**Raw records**
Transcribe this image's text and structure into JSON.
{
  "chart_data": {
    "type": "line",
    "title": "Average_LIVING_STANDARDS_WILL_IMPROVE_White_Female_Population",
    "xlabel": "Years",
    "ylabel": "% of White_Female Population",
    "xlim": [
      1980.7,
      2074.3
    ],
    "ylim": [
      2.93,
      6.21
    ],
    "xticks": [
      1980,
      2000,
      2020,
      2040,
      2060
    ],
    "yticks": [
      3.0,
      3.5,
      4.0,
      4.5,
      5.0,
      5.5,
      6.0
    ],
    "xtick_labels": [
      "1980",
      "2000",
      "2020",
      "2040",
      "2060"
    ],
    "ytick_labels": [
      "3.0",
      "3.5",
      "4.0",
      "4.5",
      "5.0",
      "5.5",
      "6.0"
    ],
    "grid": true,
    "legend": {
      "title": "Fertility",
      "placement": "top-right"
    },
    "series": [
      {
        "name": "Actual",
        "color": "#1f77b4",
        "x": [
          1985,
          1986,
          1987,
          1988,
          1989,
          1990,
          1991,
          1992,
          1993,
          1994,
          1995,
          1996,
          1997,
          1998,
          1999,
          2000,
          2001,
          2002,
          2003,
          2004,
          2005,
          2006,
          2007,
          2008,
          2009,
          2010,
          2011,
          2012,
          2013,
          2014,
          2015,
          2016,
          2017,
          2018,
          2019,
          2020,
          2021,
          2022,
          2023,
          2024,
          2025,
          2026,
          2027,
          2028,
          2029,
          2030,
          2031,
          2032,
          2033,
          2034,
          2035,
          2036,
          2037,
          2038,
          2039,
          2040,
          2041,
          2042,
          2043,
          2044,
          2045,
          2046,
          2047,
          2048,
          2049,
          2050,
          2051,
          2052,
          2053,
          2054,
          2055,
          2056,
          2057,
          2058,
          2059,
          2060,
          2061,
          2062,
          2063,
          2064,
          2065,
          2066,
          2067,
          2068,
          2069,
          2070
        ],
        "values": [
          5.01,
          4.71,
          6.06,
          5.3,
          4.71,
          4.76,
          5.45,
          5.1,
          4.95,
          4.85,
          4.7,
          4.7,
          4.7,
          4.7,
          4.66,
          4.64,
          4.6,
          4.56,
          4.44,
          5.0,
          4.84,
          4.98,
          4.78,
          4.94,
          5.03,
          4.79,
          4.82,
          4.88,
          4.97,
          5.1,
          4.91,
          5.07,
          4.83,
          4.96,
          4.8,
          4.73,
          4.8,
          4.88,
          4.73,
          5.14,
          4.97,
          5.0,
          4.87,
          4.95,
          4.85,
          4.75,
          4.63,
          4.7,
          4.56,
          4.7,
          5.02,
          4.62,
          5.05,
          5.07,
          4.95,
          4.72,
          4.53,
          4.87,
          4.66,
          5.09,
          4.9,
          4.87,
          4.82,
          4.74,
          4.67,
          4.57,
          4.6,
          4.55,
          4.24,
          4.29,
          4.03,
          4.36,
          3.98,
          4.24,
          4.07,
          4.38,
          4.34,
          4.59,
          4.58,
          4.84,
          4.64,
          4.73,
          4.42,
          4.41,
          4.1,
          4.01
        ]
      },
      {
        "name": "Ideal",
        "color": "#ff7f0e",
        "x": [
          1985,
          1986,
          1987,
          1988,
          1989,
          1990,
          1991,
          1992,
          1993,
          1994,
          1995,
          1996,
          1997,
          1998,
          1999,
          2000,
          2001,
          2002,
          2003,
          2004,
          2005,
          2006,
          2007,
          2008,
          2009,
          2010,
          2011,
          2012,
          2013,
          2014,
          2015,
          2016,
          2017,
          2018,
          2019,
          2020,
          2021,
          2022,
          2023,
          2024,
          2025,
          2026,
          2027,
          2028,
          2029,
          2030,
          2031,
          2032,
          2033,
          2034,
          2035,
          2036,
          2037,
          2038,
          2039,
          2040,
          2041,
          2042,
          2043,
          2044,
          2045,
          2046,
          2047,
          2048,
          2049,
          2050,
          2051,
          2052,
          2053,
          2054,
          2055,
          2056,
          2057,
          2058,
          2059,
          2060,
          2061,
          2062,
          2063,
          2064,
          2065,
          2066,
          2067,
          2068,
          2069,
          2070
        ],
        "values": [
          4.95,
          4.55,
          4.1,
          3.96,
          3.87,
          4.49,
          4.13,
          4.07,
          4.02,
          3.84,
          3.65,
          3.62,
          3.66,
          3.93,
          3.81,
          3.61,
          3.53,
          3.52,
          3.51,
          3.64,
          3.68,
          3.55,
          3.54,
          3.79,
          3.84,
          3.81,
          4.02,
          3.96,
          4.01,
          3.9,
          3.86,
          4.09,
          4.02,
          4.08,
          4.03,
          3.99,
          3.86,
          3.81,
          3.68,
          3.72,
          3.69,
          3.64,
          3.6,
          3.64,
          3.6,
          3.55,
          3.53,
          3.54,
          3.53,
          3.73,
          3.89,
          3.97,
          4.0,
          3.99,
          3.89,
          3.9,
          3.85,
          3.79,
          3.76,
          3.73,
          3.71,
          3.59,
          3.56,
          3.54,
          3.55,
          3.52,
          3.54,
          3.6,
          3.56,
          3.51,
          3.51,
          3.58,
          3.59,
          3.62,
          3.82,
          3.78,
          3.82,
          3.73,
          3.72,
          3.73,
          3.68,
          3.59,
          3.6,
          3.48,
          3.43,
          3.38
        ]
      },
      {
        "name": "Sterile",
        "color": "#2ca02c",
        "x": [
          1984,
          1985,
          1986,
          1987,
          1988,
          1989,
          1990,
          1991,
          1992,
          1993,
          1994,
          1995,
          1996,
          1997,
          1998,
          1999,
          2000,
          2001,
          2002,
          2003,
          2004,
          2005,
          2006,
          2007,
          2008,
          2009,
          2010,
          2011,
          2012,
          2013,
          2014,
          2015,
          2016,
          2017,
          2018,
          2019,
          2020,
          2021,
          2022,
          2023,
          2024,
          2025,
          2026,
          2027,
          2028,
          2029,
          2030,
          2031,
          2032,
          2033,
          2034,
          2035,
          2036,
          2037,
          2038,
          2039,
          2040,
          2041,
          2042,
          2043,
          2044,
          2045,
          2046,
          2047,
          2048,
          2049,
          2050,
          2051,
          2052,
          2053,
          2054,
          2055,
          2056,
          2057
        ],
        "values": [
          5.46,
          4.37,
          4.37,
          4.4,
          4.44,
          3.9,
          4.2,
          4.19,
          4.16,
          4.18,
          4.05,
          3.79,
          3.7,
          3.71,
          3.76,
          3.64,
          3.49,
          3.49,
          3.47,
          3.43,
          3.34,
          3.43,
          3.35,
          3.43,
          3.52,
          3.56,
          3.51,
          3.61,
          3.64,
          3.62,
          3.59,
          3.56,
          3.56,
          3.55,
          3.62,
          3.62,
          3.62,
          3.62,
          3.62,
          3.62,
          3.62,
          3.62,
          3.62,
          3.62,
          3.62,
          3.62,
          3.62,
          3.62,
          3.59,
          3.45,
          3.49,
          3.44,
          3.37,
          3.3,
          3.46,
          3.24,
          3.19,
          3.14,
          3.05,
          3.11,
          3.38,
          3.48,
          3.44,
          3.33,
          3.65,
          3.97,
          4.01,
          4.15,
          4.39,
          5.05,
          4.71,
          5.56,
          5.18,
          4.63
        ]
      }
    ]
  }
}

**Instructions to follow**
Type out the material again exactly as presented.

**Result**
Transcribe this image's text and structure into JSON.
{
  "chart_data": {
    "type": "line",
    "title": "Average_LIVING_STANDARDS_WILL_IMPROVE_White_Female_Population",
    "xlabel": "Years",
    "ylabel": "% of White_Female Population",
    "xlim": [
      1980.7,
      2074.3
    ],
    "ylim": [
      2.93,
      6.21
    ],
    "xticks": [
      1980,
      2000,
      2020,
      2040,
      2060
    ],
    "yticks": [
      3.0,
      3.5,
      4.0,
      4.5,
      5.0,
      5.5,
      6.0
    ],
    "xtick_labels": [
      "1980",
      "2000",
      "2020",
      "2040",
      "2060"
    ],
    "ytick_labels": [
      "3.0",
      "3.5",
      "4.0",
      "4.5",
      "5.0",
      "5.5",
      "6.0"
    ],
    "grid": true,
    "legend": {
      "title": "Fertility",
      "placement": "top-right"
    },
    "series": [
      {
        "name": "Actual",
        "color": "#1f77b4",
        "x": [
          1985,
          1986,
          1987,
          1988,
          1989,
          1990,
          1991,
          1992,
          1993,
          1994,
          1995,
          1996,
          1997,
          1998,
          1999,
          2000,
          2001,
          2002,
          2003,
          2004,
          2005,
          2006,
          2007,
          2008,
          2009,
          2010,
          2011,
          2012,
          2013,
          2014,
          2015,
          2016,
          2017,
          2018,
          2019,
          2020,
          2021,
          2022,
          2023,
          2024,
          2025,
          2026,
          2027,
          2028,
          2029,
          2030,
          2031,
          2032,
          2033,
          2034,
          2035,
          2036,
          2037,
          2038,
          2039,
          2040,
          2041,
          2042,
          2043,
          2044,
          2045,
          2046,
          2047,
          2048,
          2049,
          2050,
          2051,
          2052,
          2053,
          2054,
          2055,
          2056,
          2057,
          2058,
          2059,
          2060,
          2061,
          2062,
          2063,
          2064,
          2065,
          2066,
          2067,
          2068,
          2069,
          2070
        ],
        "values": [
          5.01,
          4.71,
          6.06,
          5.3,
          4.71,
          4.76,
          5.45,
          5.1,
          4.95,
          4.85,
          4.7,
          4.7,
          4.7,
          4.7,
          4.66,
          4.64,
          4.6,
          4.56,
          4.44,
          5.0,
          4.84,
          4.98,
          4.78,
          4.94,
          5.03,
          4.79,
          4.82,
          4.88,
          4.97,
          5.1,
          4.91,
          5.07,
          4.83,
          4.96,
          4.8,
          4.73,
          4.8,
          4.88,
          4.73,
          5.14,
          4.97,
          5.0,
          4.87,
          4.95,
          4.85,
          4.75,
          4.63,
          4.7,
          4.56,
          4.7,
          5.02,
          4.62,
          5.05,
          5.07,
          4.95,
          4.72,
          4.53,
          4.87,
          4.66,
          5.09,
          4.9,
          4.87,
          4.82,
          4.74,
          4.67,
          4.57,
          4.6,
          4.55,
          4.24,
          4.29,
          4.03,
          4.36,
          3.98,
          4.24,
          4.07,
          4.38,
          4.34,
          4.59,
          4.58,
          4.84,
          4.64,
          4.73,
          4.42,
          4.41,
          4.1,
          4.01
        ]
      },
      {
        "name": "Ideal",
        "color": "#ff7f0e",
        "x": [
          1985,
          1986,
          1987,
          1988,
          1989,
          1990,
          1991,
          1992,
          1993,
          1994,
          1995,
          1996,
          1997,
          1998,
          1999,
          2000,
          2001,
          2002,
          2003,
          2004,
          2005,
          2006,
          2007,
          2008,
          2009,
          2010,
          2011,
          2012,
          2013,
          2014,
          2015,
          2016,
          2017,
          2018,
          2019,
          2020,
          2021,
          2022,
          2023,
          2024,
          2025,
          2026,
          2027,
          2028,
          2029,
          2030,
          2031,
          2032,
          2033,
          2034,
          2035,
          2036,
          2037,
          2038,
          2039,
          2040,
          2041,
          2042,
          2043,
          2044,
          2045,
          2046,
          2047,
          2048,
          2049,
          2050,
          2051,
          2052,
          2053,
          2054,
          2055,
          2056,
          2057,
          2058,
          2059,
          2060,
          2061,
          2062,
          2063,
          2064,
          2065,
          2066,
          2067,
          2068,
          2069,
          2070
        ],
        "values": [
          4.95,
          4.55,
          4.1,
          3.96,
          3.87,
          4.49,
          4.13,
          4.07,
          4.02,
          3.84,
          3.65,
          3.62,
          3.66,
          3.93,
          3.81,
          3.61,
          3.53,
          3.52,
          3.51,
          3.64,
          3.68,
          3.55,
          3.54,
          3.79,
          3.84,
          3.81,
          4.02,
          3.96,
          4.01,
          3.9,
          3.86,
          4.09,
          4.02,
          4.08,
          4.03,
          3.99,
          3.86,
          3.81,
          3.68,
          3.72,
          3.69,
          3.64,
          3.6,
          3.64,
          3.6,
          3.55,
          3.53,
          3.54,
          3.53,
          3.73,
          3.89,
          3.97,
          4.0,
          3.99,
          3.89,
          3.9,
          3.85,
          3.79,
          3.76,
          3.73,
          3.71,
          3.59,
          3.56,
          3.54,
          3.55,
          3.52,
          3.54,
          3.6,
          3.56,
          3.51,
          3.51,
          3.58,
          3.59,
          3.62,
          3.82,
          3.78,
          3.82,
          3.73,
          3.72,
          3.73,
          3.68,
          3.59,
          3.6,
          3.48,
          3.43,
          3.38
        ]
      },
      {
        "name": "Sterile",
        "color": "#2ca02c",
        "x": [
          1984,
          1985,
          1986,
          1987,
          1988,
          1989,
          1990,
          1991,
          1992,
          1993,
          1994,
          1995,
          1996,
          1997,
          1998,
          1999,
          2000,
          2001,
          2002,
          2003,
          2004,
          2005,
          2006,
          2007,
          2008,
          2009,
          2010,
          2011,
          2012,
          2013,
          2014,
          2015,
          2016,
          2017,
          2018,
          2019,
          2020,
          2021,
          2022,
          2023,
          2024,
          2025,
          2026,
          2027,
          2028,
          2029,
          2030,
          2031,
          2032,
          2033,
          2034,
          2035,
          2036,
          2037,
          2038,
          2039,
          2040,
          2041,
          2042,
          2043,
          2044,
          2045,
          2046,
          2047,
          2048,
          2049,
          2050,
          2051,
          2052,
          2053,
          2054,
          2055,
          2056,
          2057
        ],
        "values": [
          5.46,
          4.37,
          4.37,
          4.4,
          4.44,
          3.9,
          4.2,
          4.19,
          4.16,
          4.18,
          4.05,
          3.79,
          3.7,
          3.71,
          3.76,
          3.64,
          3.49,
          3.49,
          3.47,
          3.43,
          3.34,
          3.43,
          3.35,
          3.43,
          3.52,
          3.56,
          3.51,
          3.61,
          3.64,
          3.62,
          3.59,
          3.56,
          3.56,
          3.55,
          3.62,
          3.62,
          3.62,
          3.62,
          3.62,
          3.62,
          3.62,
          3.62,
          3.62,
          3.62,
          3.62,
          3.62,
          3.62,
          3.62,
          3.59,
          3.45,
          3.49,
          3.44,
          3.37,
          3.3,
          3.46,
          3.24,
          3.19,
          3.14,
          3.05,
          3.11,
          3.38,
          3.48,
          3.44,
          3.33,
          3.65,
          3.97,
          4.01,
          4.15,
          4.39,
          5.05,
          4.71,
          5.56,
          5.18,
          4.63
        ]
      }
    ]
  }
}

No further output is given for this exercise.